- [Exercise] The listing below should be written out exactly; please include all of it.

- [Exercise inputs]
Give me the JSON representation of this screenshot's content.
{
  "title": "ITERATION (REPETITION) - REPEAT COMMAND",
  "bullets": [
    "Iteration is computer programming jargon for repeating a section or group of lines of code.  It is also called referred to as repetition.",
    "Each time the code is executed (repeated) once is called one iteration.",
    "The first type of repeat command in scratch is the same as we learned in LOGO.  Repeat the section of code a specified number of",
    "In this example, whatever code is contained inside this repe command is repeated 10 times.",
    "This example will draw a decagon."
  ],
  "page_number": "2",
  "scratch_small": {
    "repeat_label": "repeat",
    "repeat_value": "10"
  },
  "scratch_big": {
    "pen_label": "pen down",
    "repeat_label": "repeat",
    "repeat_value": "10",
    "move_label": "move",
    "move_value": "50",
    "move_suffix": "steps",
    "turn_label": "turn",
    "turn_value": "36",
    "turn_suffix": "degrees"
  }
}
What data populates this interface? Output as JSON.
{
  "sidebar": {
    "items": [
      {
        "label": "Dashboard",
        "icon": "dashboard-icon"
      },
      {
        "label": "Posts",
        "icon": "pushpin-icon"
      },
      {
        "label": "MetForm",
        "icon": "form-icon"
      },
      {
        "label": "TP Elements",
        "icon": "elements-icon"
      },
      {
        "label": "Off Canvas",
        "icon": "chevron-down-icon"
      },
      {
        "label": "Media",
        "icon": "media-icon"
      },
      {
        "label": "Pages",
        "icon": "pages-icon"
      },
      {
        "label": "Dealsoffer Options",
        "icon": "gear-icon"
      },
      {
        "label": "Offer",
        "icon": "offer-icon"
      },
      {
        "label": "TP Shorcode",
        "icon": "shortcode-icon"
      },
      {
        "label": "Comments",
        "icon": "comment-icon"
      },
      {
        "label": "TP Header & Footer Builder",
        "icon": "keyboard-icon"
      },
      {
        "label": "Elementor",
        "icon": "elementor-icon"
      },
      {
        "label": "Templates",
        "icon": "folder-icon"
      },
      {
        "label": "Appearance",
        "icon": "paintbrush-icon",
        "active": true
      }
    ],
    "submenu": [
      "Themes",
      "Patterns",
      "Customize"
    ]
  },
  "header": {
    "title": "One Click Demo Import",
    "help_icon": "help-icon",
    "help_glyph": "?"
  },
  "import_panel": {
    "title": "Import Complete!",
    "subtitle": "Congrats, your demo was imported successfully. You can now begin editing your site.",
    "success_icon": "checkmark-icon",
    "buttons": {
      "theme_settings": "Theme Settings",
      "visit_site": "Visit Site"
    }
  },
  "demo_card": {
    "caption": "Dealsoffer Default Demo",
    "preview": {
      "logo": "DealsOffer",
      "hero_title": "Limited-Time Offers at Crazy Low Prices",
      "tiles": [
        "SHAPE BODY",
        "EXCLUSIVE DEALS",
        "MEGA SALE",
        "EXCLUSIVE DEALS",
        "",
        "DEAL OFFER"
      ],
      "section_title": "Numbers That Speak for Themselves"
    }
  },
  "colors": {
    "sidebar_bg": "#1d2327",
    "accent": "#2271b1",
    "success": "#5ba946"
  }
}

- [Output of the task]
Give me the JSON representation of this screenshot's content.
{
  "title": "ITERATION (REPETITION) - REPEAT COMMAND",
  "bullets": [
    "Iteration is computer programming jargon for repeating a section or group of lines of code.  It is also called referred to as repetition.",
    "Each time the code is executed (repeated) once is called one iteration.",
    "The first type of repeat command in scratch is the same as we learned in LOGO.  Repeat the section of code a specified number of",
    "In this example, whatever code is contained inside this repe command is repeated 10 times.",
    "This example will draw a decagon."
  ],
  "page_number": "2",
  "scratch_small": {
    "repeat_label": "repeat",
    "repeat_value": "10"
  },
  "scratch_big": {
    "pen_label": "pen down",
    "repeat_label": "repeat",
    "repeat_value": "10",
    "move_label": "move",
    "move_value": "50",
    "move_suffix": "steps",
    "turn_label": "turn",
    "turn_value": "36",
    "turn_suffix": "degrees"
  }
}
What data populates this interface? Output as JSON.
{
  "sidebar": {
    "items": [
      {
        "label": "Dashboard",
        "icon": "dashboard-icon"
      },
      {
        "label": "Posts",
        "icon": "pushpin-icon"
      },
      {
        "label": "MetForm",
        "icon": "form-icon"
      },
      {
        "label": "TP Elements",
        "icon": "elements-icon"
      },
      {
        "label": "Off Canvas",
        "icon": "chevron-down-icon"
      },
      {
        "label": "Media",
        "icon": "media-icon"
      },
      {
        "label": "Pages",
        "icon": "pages-icon"
      },
      {
        "label": "Dealsoffer Options",
        "icon": "gear-icon"
      },
      {
        "label": "Offer",
        "icon": "offer-icon"
      },
      {
        "label": "TP Shorcode",
        "icon": "shortcode-icon"
      },
      {
        "label": "Comments",
        "icon": "comment-icon"
      },
      {
        "label": "TP Header & Footer Builder",
        "icon": "keyboard-icon"
      },
      {
        "label": "Elementor",
        "icon": "elementor-icon"
      },
      {
        "label": "Templates",
        "icon": "folder-icon"
      },
      {
        "label": "Appearance",
        "icon": "paintbrush-icon",
        "active": true
      }
    ],
    "submenu": [
      "Themes",
      "Patterns",
      "Customize"
    ]
  },
  "header": {
    "title": "One Click Demo Import",
    "help_icon": "help-icon",
    "help_glyph": "?"
  },
  "import_panel": {
    "title": "Import Complete!",
    "subtitle": "Congrats, your demo was imported successfully. You can now begin editing your site.",
    "success_icon": "checkmark-icon",
    "buttons": {
      "theme_settings": "Theme Settings",
      "visit_site": "Visit Site"
    }
  },
  "demo_card": {
    "caption": "Dealsoffer Default Demo",
    "preview": {
      "logo": "DealsOffer",
      "hero_title": "Limited-Time Offers at Crazy Low Prices",
      "tiles": [
        "SHAPE BODY",
        "EXCLUSIVE DEALS",
        "MEGA SALE",
        "EXCLUSIVE DEALS",
        "",
        "DEAL OFFER"
      ],
      "section_title": "Numbers That Speak for Themselves"
    }
  },
  "colors": {
    "sidebar_bg": "#1d2327",
    "accent": "#2271b1",
    "success": "#5ba946"
  }
}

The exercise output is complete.